::: Data records :::
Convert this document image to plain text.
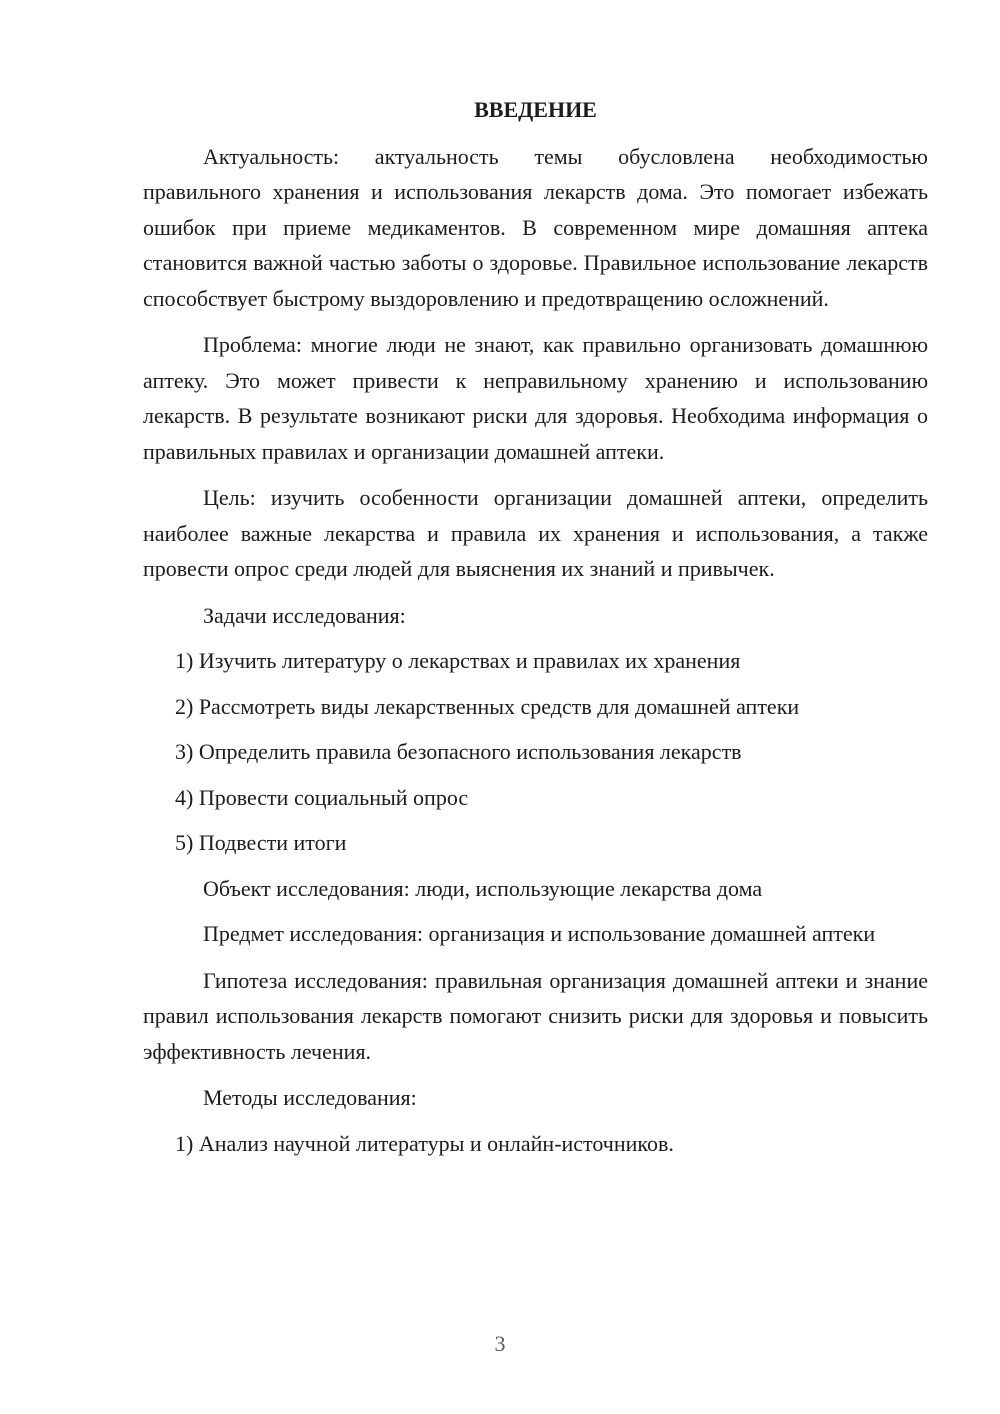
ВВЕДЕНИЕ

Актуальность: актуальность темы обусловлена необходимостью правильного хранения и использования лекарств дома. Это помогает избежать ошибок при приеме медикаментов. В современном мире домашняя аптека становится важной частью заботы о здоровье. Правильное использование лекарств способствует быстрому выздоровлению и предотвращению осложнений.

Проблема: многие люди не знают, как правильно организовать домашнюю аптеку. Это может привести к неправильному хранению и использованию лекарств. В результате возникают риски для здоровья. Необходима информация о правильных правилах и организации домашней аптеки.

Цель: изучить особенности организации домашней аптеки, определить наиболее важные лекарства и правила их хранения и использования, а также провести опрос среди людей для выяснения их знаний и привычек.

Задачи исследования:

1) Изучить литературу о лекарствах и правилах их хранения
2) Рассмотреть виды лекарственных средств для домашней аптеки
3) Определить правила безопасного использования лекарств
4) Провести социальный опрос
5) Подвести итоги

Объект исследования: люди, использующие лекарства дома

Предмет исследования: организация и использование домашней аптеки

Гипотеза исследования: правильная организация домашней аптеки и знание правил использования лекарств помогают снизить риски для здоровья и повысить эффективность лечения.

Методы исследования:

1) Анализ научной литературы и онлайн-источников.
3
:::
::: Data records :::
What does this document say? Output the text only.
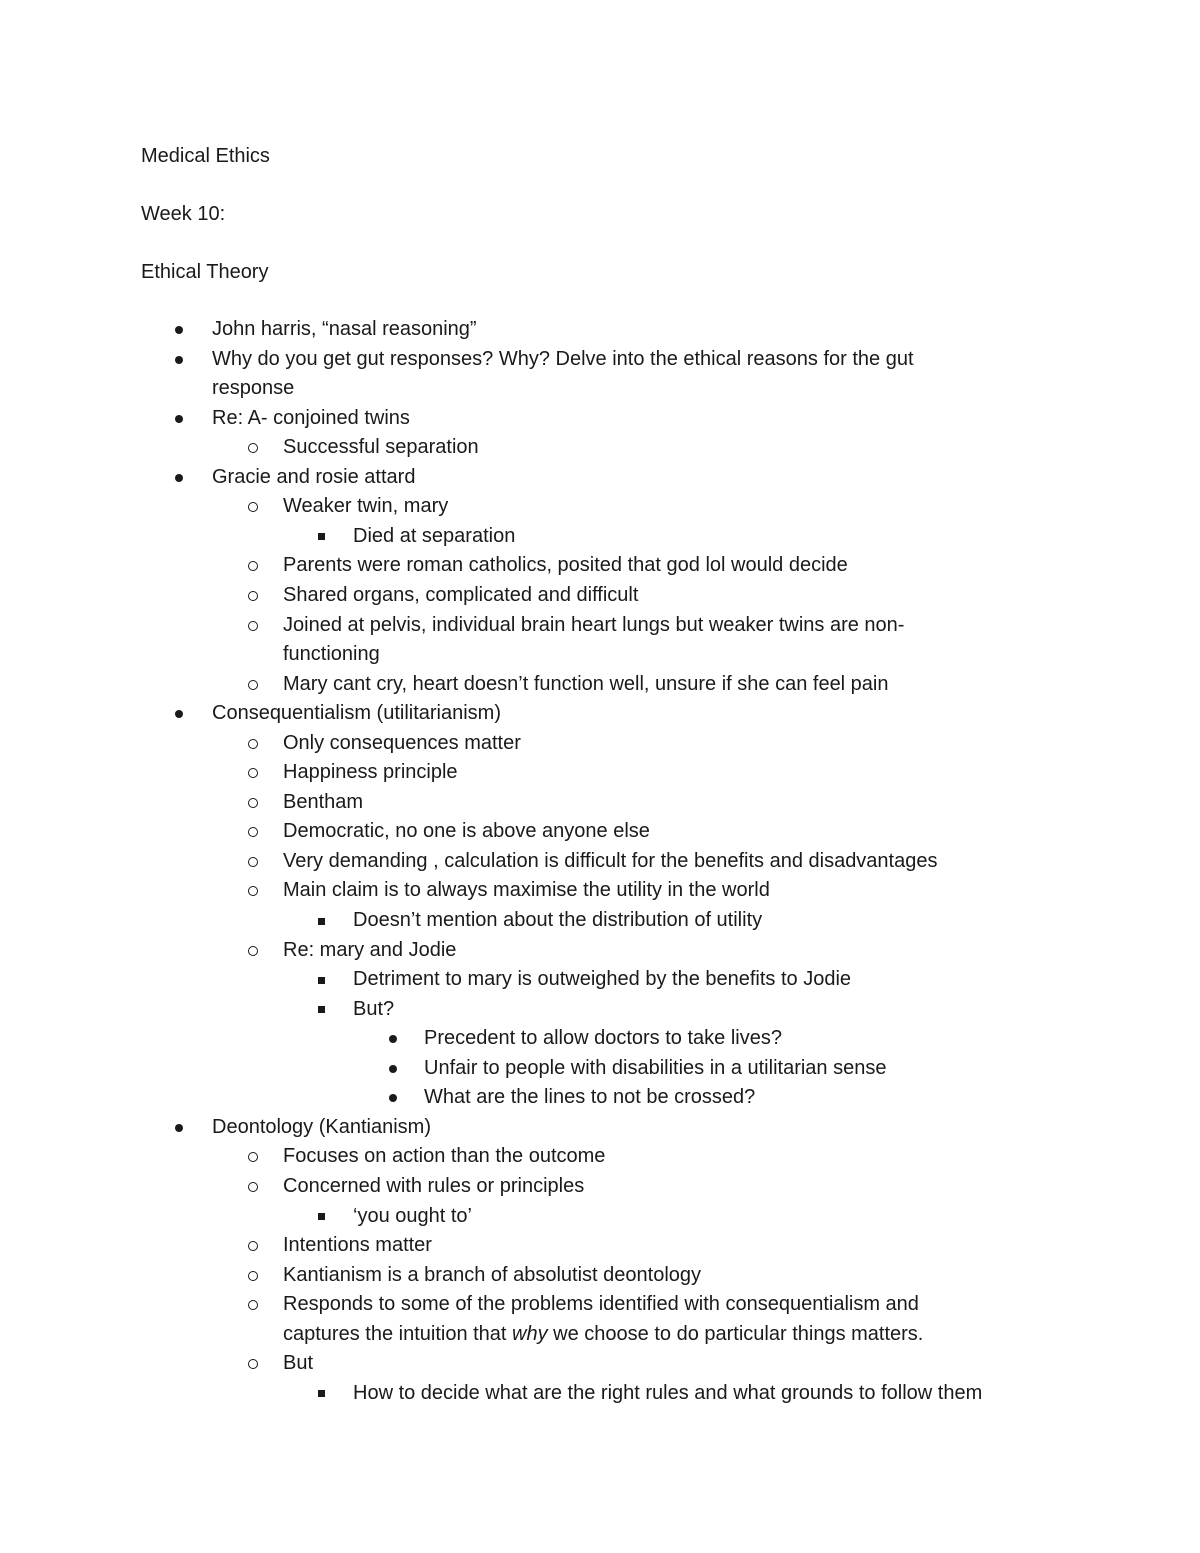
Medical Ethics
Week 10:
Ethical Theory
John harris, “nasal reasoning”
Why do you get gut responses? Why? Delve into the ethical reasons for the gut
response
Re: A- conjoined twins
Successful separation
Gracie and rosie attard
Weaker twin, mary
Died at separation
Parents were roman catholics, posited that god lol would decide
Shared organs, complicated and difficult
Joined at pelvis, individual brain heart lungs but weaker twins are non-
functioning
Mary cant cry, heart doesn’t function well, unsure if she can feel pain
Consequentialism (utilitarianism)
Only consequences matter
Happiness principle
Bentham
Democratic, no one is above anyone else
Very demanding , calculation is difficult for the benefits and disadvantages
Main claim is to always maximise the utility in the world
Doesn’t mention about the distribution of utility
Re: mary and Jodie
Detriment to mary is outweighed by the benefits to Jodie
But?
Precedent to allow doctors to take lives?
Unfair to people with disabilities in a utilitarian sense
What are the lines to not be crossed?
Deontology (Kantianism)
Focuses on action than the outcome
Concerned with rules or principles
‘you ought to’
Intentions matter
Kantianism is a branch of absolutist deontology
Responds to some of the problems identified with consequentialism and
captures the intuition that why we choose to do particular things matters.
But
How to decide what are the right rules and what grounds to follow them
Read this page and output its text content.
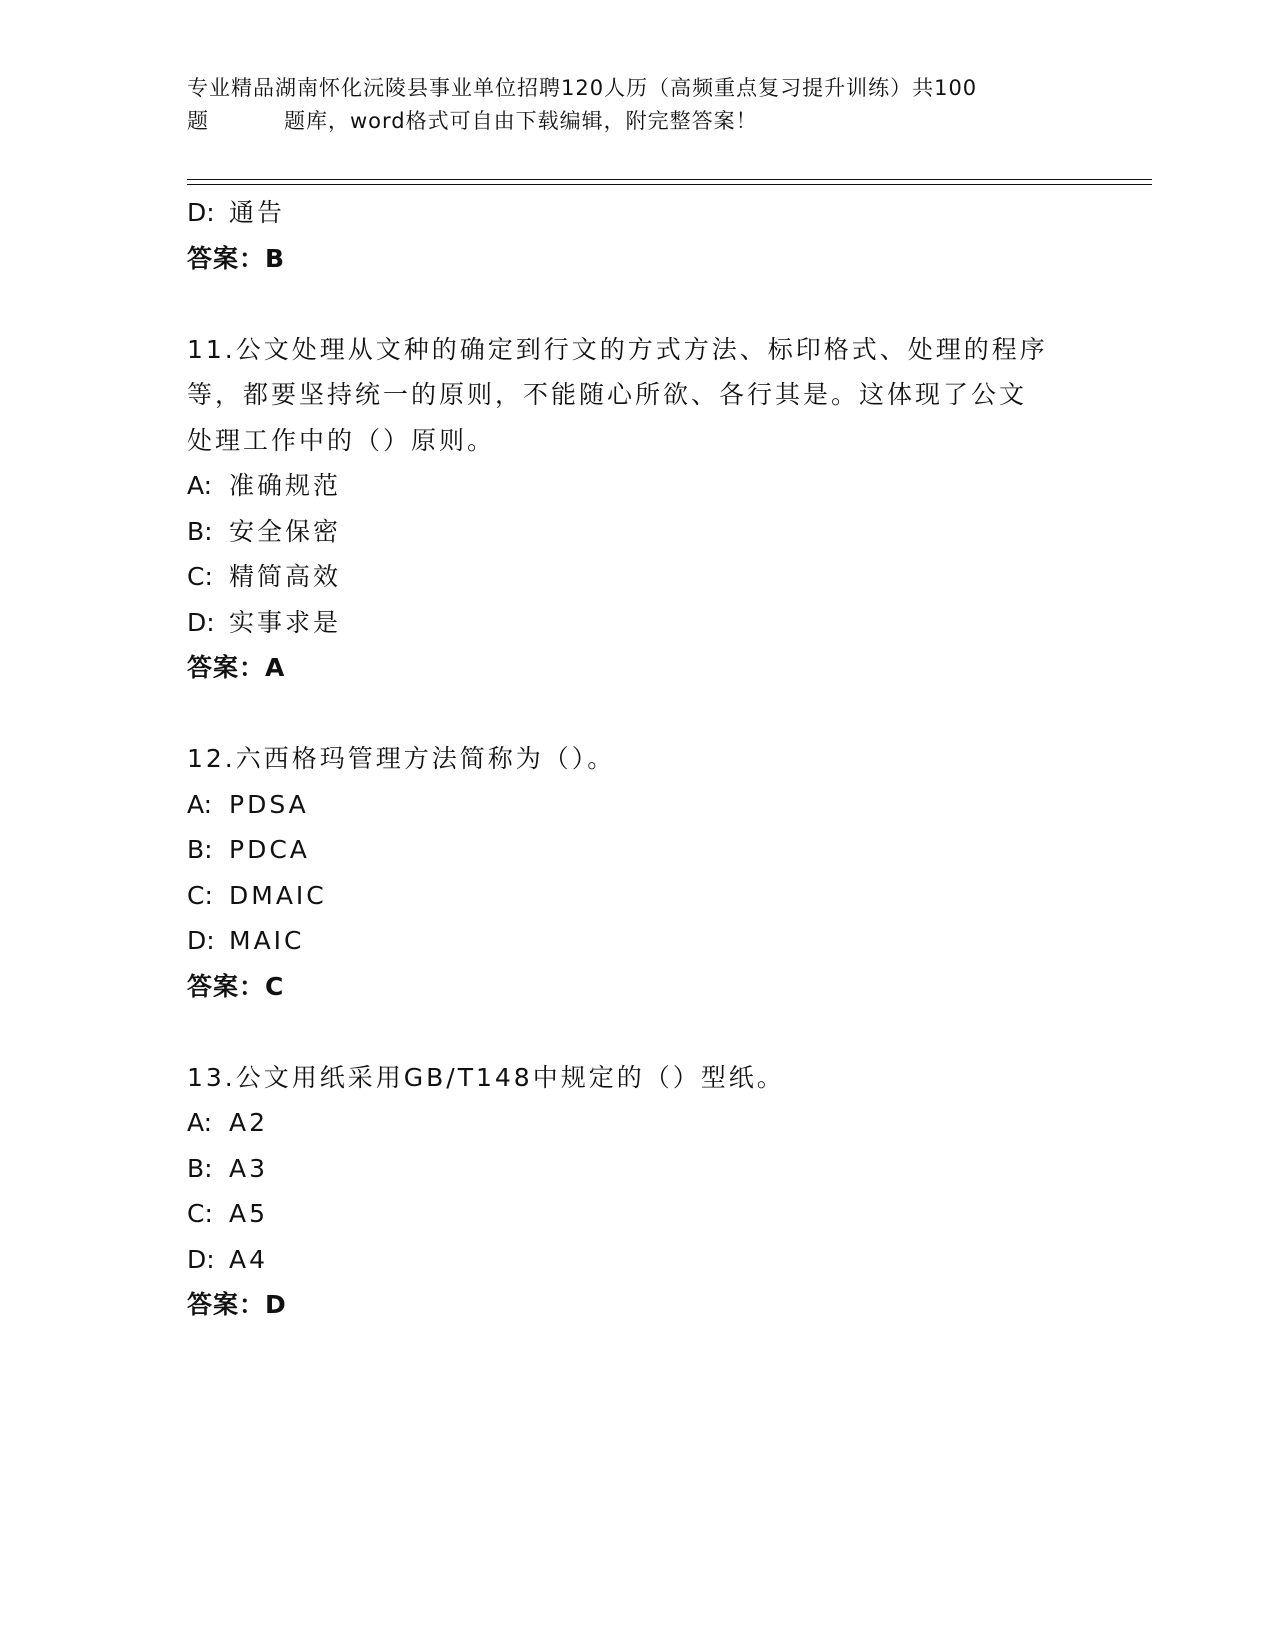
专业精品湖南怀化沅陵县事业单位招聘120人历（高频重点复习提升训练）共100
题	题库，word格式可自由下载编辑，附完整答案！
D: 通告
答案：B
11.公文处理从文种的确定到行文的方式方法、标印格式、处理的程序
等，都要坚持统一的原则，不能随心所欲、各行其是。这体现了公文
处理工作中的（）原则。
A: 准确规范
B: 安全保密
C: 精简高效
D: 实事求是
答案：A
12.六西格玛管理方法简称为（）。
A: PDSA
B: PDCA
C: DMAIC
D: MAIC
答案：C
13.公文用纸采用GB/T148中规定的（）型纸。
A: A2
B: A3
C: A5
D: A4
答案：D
:::
::: Data records :::
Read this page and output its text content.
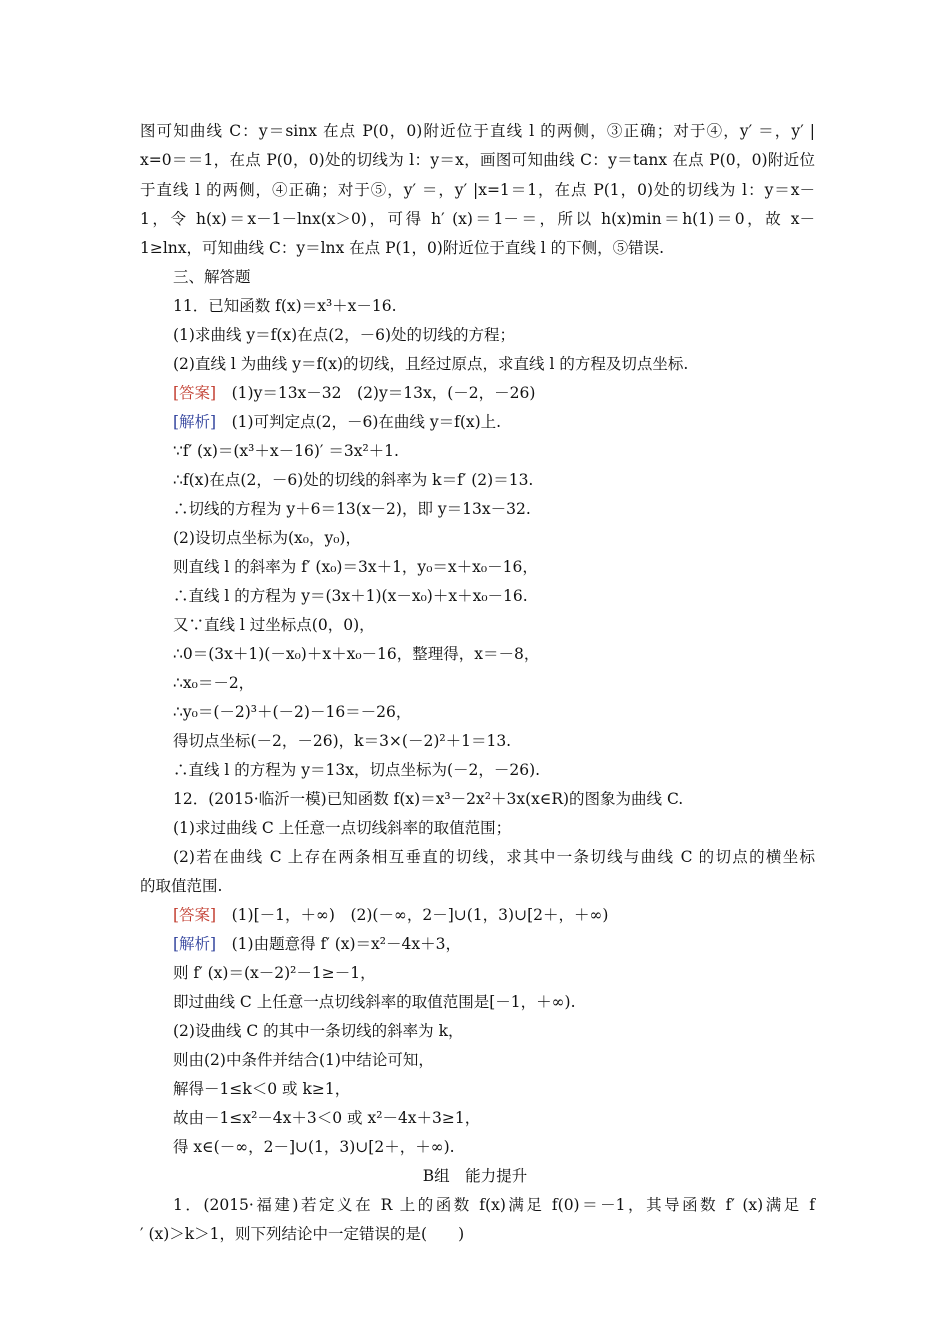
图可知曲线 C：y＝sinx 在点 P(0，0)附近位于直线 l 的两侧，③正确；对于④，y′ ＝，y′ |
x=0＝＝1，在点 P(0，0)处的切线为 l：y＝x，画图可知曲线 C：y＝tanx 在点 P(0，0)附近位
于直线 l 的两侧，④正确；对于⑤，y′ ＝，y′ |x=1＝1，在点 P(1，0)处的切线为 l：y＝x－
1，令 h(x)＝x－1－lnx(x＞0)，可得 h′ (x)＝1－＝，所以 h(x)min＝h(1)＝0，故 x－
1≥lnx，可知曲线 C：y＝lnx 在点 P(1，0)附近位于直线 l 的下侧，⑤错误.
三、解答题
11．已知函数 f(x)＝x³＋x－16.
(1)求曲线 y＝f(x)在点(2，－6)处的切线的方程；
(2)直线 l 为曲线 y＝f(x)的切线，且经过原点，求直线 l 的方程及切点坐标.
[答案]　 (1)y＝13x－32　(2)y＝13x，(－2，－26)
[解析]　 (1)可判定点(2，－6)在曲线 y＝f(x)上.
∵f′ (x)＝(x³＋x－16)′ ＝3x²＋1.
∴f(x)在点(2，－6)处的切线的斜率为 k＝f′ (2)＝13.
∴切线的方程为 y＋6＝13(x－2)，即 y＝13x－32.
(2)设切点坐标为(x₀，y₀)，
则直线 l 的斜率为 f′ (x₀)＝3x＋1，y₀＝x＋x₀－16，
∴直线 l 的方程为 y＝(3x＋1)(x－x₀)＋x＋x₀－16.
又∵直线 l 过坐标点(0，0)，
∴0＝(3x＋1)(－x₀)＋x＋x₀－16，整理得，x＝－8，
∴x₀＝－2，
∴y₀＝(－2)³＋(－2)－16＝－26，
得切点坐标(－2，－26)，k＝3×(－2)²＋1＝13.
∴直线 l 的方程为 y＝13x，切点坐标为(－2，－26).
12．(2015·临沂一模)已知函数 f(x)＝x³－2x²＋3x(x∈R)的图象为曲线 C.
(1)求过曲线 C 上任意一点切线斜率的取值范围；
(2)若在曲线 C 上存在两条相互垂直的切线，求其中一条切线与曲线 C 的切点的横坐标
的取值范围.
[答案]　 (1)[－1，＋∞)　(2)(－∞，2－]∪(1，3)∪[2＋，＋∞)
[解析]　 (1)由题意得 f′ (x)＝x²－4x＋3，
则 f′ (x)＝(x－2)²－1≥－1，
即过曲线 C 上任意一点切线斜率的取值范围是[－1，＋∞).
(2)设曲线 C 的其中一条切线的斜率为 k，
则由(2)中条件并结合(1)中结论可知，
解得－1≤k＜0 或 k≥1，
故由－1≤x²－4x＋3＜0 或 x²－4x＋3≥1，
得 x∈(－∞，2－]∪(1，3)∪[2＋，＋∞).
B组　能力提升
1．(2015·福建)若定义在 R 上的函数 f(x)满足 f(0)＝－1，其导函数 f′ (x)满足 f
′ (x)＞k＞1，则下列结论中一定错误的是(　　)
:::
Challenge
Pick out lines containing the word "separation", each one as written.

Result of this task
Successful separation
Died at separation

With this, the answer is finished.